▶ _Records_
------------------------------------------------

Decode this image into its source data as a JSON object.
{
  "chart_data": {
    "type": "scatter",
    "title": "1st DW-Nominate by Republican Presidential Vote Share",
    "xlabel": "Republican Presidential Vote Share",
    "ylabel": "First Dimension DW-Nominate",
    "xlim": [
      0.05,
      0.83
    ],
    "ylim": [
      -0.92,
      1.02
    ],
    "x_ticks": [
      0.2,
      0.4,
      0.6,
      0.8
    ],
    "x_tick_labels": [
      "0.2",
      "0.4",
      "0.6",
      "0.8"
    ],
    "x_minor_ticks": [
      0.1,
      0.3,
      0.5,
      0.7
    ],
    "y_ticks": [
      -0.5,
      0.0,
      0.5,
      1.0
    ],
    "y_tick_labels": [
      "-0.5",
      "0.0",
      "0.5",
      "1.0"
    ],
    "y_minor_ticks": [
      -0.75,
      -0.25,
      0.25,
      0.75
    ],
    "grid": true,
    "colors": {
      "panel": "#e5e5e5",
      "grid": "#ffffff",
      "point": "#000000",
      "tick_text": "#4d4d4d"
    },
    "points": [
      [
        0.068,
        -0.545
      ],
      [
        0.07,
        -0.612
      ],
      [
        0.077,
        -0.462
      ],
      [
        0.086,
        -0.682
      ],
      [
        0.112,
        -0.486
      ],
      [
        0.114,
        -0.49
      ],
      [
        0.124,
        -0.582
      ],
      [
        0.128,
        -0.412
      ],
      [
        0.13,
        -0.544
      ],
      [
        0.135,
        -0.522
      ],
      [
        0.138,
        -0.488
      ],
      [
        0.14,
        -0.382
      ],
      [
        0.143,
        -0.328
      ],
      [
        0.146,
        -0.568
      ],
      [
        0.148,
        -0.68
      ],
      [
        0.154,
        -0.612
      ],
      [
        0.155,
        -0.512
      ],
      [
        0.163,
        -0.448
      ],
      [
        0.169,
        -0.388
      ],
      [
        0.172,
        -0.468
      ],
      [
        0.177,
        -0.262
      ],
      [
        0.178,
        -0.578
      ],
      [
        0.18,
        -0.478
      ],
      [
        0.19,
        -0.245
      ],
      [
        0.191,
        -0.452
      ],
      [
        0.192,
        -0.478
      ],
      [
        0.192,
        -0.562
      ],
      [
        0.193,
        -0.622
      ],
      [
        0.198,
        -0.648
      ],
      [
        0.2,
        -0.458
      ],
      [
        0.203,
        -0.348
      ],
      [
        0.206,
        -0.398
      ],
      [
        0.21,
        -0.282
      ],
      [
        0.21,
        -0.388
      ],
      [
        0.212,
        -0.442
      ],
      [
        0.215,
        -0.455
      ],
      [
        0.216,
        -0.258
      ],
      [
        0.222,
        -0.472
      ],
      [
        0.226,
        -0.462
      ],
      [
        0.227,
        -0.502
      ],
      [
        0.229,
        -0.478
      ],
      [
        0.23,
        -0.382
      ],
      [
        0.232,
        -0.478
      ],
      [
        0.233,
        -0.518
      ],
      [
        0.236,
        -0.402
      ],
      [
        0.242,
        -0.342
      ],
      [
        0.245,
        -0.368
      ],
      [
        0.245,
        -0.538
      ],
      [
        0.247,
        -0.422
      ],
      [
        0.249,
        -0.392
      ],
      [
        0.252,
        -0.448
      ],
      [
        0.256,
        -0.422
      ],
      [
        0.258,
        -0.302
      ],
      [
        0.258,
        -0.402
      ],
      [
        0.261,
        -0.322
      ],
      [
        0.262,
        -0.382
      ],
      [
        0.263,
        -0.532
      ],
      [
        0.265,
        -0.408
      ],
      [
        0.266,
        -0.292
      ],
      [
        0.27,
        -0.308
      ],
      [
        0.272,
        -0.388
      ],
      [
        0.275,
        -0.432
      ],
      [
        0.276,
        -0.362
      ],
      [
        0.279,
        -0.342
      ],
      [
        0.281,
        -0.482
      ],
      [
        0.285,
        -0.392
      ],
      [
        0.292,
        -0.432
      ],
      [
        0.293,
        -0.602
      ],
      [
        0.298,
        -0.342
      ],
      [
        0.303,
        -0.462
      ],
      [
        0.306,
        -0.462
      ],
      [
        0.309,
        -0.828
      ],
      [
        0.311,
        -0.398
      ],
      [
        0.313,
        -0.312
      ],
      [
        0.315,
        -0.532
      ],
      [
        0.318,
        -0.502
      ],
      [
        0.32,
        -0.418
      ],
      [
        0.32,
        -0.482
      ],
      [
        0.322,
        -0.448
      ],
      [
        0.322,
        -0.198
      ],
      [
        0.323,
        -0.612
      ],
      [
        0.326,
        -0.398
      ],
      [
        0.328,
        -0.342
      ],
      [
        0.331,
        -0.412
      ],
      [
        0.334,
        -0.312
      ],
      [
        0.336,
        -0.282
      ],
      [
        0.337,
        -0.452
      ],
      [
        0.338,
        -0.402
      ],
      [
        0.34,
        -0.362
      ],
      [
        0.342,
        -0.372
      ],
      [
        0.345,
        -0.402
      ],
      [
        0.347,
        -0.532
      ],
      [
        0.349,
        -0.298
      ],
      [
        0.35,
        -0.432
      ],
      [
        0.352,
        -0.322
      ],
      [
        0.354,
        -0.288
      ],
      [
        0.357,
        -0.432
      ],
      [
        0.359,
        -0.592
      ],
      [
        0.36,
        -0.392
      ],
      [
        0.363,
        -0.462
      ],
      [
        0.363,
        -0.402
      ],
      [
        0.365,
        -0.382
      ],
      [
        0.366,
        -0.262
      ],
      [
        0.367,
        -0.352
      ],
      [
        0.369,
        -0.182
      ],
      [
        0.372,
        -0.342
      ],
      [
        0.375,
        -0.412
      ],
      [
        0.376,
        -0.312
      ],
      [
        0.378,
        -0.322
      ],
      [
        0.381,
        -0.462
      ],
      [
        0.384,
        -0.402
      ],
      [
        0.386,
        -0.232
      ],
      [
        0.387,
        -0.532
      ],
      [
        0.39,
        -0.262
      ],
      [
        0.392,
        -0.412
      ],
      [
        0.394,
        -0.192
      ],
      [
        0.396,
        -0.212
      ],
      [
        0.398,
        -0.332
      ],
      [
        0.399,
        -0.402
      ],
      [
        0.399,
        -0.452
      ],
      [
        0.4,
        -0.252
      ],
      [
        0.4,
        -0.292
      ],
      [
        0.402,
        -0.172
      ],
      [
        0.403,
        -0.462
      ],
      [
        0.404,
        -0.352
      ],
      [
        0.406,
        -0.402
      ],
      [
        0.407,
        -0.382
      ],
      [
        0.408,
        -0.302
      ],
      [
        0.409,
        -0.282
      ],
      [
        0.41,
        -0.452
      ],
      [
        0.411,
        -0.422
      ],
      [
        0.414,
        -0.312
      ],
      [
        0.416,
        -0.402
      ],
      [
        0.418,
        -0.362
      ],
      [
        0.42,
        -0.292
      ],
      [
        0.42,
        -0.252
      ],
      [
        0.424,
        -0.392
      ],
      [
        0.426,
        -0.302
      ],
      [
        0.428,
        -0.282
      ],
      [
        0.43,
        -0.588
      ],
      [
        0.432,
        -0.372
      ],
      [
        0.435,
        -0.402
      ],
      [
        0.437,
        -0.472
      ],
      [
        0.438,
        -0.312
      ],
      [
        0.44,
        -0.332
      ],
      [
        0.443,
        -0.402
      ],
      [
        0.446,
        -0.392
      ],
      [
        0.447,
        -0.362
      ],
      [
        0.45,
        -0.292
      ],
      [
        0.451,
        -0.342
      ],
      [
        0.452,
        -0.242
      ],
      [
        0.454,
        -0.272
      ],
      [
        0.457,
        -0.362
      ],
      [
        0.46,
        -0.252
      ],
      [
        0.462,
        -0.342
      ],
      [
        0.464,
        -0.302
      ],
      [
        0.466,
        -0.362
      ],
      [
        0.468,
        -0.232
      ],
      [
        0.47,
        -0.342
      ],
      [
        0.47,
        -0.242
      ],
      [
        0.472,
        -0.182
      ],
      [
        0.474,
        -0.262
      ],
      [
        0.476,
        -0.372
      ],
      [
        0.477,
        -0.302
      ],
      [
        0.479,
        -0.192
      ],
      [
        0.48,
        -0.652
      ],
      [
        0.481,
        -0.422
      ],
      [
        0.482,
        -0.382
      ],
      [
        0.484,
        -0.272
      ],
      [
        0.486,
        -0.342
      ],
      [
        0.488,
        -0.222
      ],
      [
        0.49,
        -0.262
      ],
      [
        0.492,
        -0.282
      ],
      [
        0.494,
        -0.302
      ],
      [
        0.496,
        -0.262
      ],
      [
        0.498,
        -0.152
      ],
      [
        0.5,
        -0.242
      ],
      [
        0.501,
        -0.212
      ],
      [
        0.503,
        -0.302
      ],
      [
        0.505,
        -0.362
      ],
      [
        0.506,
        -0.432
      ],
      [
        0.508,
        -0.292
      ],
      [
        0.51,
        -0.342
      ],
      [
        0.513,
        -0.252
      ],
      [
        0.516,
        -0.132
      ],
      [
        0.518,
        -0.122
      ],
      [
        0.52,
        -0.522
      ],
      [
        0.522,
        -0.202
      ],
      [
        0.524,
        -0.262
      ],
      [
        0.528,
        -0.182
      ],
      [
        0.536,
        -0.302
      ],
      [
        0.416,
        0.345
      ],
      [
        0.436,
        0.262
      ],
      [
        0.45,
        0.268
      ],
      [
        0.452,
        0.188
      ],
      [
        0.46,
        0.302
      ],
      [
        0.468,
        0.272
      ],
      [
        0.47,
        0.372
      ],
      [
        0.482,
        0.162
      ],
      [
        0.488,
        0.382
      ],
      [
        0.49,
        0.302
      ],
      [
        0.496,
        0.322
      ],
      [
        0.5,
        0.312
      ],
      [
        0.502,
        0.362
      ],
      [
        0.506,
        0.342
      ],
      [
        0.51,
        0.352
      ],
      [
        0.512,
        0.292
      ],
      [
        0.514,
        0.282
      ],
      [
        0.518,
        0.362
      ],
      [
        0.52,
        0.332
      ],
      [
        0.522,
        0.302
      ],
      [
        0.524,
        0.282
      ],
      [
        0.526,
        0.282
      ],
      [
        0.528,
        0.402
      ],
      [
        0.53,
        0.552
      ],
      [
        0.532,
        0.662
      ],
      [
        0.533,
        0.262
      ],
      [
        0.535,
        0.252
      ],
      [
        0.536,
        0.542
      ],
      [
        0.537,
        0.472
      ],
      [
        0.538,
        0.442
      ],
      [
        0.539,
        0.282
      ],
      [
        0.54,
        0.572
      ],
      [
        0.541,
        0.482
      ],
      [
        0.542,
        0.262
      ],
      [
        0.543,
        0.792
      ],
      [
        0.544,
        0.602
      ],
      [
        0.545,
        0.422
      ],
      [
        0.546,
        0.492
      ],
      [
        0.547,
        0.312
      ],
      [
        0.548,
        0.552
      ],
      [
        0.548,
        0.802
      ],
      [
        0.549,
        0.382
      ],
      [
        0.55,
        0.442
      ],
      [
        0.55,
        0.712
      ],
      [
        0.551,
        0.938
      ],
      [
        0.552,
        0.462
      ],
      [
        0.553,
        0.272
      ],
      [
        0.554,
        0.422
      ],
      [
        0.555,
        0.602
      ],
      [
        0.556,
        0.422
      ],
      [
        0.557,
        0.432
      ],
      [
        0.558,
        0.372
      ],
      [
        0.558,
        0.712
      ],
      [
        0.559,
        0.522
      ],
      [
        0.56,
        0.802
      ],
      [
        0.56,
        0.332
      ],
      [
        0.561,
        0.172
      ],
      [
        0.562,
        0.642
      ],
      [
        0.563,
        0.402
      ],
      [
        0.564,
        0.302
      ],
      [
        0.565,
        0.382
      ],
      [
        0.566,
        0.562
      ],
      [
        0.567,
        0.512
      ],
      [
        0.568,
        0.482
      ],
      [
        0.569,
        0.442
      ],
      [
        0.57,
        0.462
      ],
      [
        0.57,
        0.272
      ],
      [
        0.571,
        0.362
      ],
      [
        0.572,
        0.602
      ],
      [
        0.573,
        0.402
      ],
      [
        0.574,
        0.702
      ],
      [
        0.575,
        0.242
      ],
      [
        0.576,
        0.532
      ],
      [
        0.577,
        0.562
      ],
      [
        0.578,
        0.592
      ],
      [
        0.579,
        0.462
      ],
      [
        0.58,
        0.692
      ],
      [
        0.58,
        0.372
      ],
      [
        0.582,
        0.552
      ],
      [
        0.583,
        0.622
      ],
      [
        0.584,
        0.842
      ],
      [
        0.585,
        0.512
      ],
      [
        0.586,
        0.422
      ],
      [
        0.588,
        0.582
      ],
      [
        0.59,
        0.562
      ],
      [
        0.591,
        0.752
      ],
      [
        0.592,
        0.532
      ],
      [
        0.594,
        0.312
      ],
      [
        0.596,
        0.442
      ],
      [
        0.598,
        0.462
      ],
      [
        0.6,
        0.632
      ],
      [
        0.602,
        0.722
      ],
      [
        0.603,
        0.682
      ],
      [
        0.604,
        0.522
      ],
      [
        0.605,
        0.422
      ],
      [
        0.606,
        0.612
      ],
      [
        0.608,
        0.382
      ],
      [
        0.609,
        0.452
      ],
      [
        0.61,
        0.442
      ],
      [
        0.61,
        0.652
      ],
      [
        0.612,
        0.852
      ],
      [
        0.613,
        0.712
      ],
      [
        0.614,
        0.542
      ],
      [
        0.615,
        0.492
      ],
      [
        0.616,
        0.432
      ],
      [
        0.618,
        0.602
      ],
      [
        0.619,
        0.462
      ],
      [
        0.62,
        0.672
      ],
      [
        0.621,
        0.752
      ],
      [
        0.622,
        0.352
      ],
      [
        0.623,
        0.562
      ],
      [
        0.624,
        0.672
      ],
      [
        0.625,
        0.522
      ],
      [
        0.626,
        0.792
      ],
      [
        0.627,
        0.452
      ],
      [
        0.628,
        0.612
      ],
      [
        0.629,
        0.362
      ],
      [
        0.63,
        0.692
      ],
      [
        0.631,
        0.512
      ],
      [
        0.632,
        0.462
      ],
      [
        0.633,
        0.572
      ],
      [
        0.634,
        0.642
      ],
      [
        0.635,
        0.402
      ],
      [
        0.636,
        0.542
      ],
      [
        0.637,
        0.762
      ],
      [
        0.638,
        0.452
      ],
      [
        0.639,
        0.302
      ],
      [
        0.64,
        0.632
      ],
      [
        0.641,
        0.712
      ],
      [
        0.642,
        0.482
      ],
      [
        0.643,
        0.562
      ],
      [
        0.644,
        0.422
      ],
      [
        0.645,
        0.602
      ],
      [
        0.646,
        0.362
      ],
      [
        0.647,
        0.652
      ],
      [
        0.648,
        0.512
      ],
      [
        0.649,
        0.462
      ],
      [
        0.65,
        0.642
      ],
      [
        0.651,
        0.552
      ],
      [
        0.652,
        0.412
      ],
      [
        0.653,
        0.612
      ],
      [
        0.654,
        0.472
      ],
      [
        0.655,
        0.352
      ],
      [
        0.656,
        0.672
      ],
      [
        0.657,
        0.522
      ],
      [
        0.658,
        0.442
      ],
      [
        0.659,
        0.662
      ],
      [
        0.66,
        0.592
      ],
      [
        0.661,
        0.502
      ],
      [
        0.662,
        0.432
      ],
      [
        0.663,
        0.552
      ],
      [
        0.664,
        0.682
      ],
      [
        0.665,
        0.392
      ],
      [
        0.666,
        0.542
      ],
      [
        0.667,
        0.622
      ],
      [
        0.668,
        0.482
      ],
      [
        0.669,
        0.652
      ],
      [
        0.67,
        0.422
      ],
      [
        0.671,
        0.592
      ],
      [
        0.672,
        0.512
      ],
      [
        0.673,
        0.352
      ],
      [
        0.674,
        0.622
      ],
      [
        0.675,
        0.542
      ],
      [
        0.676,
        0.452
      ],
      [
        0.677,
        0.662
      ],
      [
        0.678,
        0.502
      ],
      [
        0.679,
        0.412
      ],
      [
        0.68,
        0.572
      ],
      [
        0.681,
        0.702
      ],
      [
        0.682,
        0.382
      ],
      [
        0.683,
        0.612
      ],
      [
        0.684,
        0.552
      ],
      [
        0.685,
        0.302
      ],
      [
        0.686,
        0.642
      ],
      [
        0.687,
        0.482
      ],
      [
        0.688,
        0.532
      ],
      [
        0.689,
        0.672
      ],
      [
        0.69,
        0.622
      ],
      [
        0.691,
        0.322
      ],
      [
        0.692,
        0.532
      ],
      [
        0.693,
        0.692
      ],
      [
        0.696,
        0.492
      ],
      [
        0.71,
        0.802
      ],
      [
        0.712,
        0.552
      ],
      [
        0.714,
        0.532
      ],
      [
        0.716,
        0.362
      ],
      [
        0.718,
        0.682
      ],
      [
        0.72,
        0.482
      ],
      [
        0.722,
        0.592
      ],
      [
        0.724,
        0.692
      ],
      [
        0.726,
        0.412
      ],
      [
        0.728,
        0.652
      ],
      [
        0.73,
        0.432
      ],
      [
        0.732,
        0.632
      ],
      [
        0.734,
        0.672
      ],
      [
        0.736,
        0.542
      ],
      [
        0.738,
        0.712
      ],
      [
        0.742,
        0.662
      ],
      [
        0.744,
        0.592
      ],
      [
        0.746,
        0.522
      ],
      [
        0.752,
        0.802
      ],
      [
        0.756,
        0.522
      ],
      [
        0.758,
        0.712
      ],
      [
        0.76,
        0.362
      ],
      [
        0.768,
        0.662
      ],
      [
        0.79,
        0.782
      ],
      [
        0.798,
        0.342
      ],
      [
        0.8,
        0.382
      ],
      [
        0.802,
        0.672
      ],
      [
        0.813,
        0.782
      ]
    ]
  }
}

------------------------------------------------

▶ _Your objective_
Pick out and copy every line that contains the word "Republican".

▶ _Written answer_
    "title": "1st DW-Nominate by Republican Presidential Vote Share",
    "xlabel": "Republican Presidential Vote Share",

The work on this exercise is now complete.